• **Requirements**: Select lines where the word "text" appears.

Stored records:
= = = =

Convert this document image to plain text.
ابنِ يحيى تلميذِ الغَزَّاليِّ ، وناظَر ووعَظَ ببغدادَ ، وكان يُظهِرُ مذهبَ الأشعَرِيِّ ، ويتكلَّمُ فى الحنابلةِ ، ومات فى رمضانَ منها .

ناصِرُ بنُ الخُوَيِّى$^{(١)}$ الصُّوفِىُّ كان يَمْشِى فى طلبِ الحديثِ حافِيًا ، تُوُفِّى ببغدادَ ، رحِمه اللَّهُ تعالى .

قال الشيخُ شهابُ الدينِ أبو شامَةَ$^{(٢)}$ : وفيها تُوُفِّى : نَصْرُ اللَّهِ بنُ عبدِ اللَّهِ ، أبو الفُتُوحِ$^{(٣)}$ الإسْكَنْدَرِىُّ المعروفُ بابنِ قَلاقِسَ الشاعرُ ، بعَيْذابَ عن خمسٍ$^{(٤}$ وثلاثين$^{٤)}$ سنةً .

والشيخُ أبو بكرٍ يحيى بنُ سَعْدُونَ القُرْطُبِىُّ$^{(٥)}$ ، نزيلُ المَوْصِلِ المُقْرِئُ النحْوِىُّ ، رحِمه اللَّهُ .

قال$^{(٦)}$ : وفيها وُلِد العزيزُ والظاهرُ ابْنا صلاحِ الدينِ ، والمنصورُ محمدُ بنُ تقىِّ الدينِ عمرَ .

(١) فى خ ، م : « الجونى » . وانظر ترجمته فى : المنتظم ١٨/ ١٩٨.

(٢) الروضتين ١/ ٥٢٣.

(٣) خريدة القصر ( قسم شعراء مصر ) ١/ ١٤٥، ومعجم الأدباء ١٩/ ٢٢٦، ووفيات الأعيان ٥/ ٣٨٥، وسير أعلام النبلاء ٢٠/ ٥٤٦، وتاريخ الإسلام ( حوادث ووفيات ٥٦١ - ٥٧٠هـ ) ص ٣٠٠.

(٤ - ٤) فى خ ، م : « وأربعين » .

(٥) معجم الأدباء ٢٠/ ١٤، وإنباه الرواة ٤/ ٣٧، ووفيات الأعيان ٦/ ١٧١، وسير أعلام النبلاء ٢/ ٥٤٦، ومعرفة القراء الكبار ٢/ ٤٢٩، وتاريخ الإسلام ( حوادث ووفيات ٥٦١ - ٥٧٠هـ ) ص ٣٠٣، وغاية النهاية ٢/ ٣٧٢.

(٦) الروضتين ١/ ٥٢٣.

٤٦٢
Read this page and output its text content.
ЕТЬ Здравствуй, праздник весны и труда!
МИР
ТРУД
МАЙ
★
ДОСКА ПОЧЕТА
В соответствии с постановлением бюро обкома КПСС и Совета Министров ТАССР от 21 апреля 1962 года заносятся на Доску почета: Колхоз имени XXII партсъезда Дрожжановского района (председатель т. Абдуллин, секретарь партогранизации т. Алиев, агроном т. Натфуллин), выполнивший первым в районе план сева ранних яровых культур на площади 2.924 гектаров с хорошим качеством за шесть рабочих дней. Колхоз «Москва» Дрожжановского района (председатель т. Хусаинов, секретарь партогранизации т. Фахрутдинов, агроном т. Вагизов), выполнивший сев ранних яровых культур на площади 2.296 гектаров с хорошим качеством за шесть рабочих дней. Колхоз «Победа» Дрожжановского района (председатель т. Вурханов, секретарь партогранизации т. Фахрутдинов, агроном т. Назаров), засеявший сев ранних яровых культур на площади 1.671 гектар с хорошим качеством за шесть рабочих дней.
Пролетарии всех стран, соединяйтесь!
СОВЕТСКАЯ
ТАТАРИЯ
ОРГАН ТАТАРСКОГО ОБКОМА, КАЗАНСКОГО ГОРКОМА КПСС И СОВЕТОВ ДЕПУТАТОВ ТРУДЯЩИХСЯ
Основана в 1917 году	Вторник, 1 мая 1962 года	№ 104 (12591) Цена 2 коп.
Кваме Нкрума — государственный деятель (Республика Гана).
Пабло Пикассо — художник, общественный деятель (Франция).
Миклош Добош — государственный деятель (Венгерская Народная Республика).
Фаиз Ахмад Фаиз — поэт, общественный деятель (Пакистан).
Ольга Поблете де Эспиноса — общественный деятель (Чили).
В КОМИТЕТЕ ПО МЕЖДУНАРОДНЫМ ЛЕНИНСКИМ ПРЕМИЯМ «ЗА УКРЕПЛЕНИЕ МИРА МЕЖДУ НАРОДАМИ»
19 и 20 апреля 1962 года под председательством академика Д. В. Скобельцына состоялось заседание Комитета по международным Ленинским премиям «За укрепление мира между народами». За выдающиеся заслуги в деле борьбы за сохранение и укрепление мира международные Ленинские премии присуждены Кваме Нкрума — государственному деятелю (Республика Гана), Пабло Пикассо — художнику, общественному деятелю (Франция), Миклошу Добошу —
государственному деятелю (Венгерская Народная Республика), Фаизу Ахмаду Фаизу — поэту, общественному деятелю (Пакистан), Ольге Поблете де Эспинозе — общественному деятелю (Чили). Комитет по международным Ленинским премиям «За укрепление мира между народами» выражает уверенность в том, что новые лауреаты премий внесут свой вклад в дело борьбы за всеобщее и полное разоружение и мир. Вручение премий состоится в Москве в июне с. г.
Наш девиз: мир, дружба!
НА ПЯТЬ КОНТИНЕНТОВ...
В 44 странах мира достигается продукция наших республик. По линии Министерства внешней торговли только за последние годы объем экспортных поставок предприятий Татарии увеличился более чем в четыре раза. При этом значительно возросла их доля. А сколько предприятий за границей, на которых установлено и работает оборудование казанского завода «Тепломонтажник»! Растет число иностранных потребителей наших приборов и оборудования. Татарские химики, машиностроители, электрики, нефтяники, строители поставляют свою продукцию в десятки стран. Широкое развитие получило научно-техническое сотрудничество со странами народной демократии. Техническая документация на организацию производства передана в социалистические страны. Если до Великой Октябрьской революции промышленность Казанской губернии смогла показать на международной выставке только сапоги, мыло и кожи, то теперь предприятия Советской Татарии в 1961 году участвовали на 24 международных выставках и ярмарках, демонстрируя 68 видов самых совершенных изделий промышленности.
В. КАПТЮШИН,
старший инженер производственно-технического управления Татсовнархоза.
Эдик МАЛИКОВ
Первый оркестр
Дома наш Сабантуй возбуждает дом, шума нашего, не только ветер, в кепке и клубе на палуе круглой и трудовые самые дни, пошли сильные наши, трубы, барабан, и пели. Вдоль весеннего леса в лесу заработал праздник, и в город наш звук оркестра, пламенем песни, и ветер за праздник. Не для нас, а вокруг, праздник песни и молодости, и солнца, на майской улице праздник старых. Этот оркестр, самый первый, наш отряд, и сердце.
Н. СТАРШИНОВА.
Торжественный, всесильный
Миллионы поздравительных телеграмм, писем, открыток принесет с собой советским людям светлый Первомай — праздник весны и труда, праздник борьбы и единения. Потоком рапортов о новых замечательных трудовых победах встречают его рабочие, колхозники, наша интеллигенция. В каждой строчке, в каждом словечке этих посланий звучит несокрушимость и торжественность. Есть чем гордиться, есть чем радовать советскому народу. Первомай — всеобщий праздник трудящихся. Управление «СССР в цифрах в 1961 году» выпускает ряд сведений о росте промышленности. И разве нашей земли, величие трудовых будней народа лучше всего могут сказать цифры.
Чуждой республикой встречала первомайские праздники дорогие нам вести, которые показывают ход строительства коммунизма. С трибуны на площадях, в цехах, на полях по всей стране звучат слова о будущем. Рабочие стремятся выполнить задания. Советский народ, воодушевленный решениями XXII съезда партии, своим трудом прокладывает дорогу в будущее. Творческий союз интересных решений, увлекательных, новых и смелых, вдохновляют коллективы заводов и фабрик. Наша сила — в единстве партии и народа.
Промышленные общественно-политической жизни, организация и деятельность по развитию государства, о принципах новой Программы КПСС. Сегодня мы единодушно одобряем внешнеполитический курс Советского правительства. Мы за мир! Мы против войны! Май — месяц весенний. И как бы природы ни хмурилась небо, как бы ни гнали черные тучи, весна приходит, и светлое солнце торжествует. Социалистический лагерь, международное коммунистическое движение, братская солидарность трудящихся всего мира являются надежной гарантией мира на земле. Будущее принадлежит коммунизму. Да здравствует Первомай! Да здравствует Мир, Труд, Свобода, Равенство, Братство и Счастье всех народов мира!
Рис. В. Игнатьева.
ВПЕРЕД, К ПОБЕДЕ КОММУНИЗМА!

= = = =

• **Output for this task**:
Convert this document image to plain text.
Read this page and output its text content.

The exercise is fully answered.